Omit every picture while repeating the entries exactly.

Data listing
-*-
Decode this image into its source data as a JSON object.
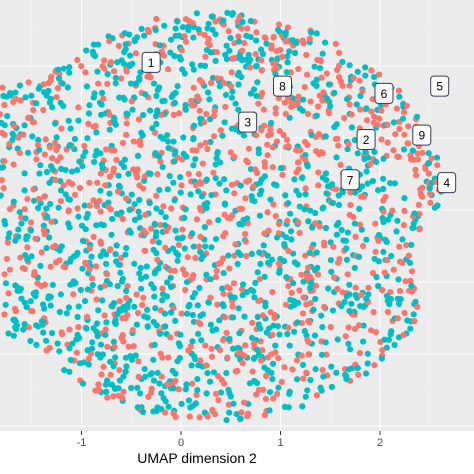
{
  "chart_data": {
    "type": "scatter",
    "title": "",
    "xlabel": "UMAP dimension 2",
    "ylabel": "",
    "x_ticks": [
      -1,
      0,
      1,
      2
    ],
    "x_tick_labels": [
      "-1",
      "0",
      "1",
      "2"
    ],
    "xlim": [
      -1.82,
      2.68
    ],
    "ylim": [
      -3.0,
      3.0
    ],
    "grid": true,
    "legend": "none visible",
    "series": [
      {
        "color": "#F8766D",
        "approx_point_count": 800
      },
      {
        "color": "#00BFC4",
        "approx_point_count": 1300
      }
    ],
    "cluster_labels": [
      {
        "text": "1",
        "x": -0.3,
        "y": 2.05
      },
      {
        "text": "8",
        "x": 1.02,
        "y": 1.72
      },
      {
        "text": "6",
        "x": 2.04,
        "y": 1.62
      },
      {
        "text": "5",
        "x": 2.6,
        "y": 1.72
      },
      {
        "text": "3",
        "x": 0.67,
        "y": 1.22
      },
      {
        "text": "2",
        "x": 1.86,
        "y": 0.98
      },
      {
        "text": "9",
        "x": 2.42,
        "y": 1.04
      },
      {
        "text": "7",
        "x": 1.7,
        "y": 0.42
      },
      {
        "text": "4",
        "x": 2.67,
        "y": 0.38
      }
    ]
  }
}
-*-
WRITTEN RESPONSE |
Decode this image into its source data as a JSON object.
{
  "chart_data": {
    "type": "scatter",
    "title": "",
    "xlabel": "UMAP dimension 2",
    "ylabel": "",
    "x_ticks": [
      -1,
      0,
      1,
      2
    ],
    "x_tick_labels": [
      "-1",
      "0",
      "1",
      "2"
    ],
    "xlim": [
      -1.82,
      2.68
    ],
    "ylim": [
      -3.0,
      3.0
    ],
    "grid": true,
    "legend": "none visible",
    "series": [
      {
        "color": "#F8766D",
        "approx_point_count": 800
      },
      {
        "color": "#00BFC4",
        "approx_point_count": 1300
      }
    ],
    "cluster_labels": [
      {
        "text": "1",
        "x": -0.3,
        "y": 2.05
      },
      {
        "text": "8",
        "x": 1.02,
        "y": 1.72
      },
      {
        "text": "6",
        "x": 2.04,
        "y": 1.62
      },
      {
        "text": "5",
        "x": 2.6,
        "y": 1.72
      },
      {
        "text": "3",
        "x": 0.67,
        "y": 1.22
      },
      {
        "text": "2",
        "x": 1.86,
        "y": 0.98
      },
      {
        "text": "9",
        "x": 2.42,
        "y": 1.04
      },
      {
        "text": "7",
        "x": 1.7,
        "y": 0.42
      },
      {
        "text": "4",
        "x": 2.67,
        "y": 0.38
      }
    ]
  }
}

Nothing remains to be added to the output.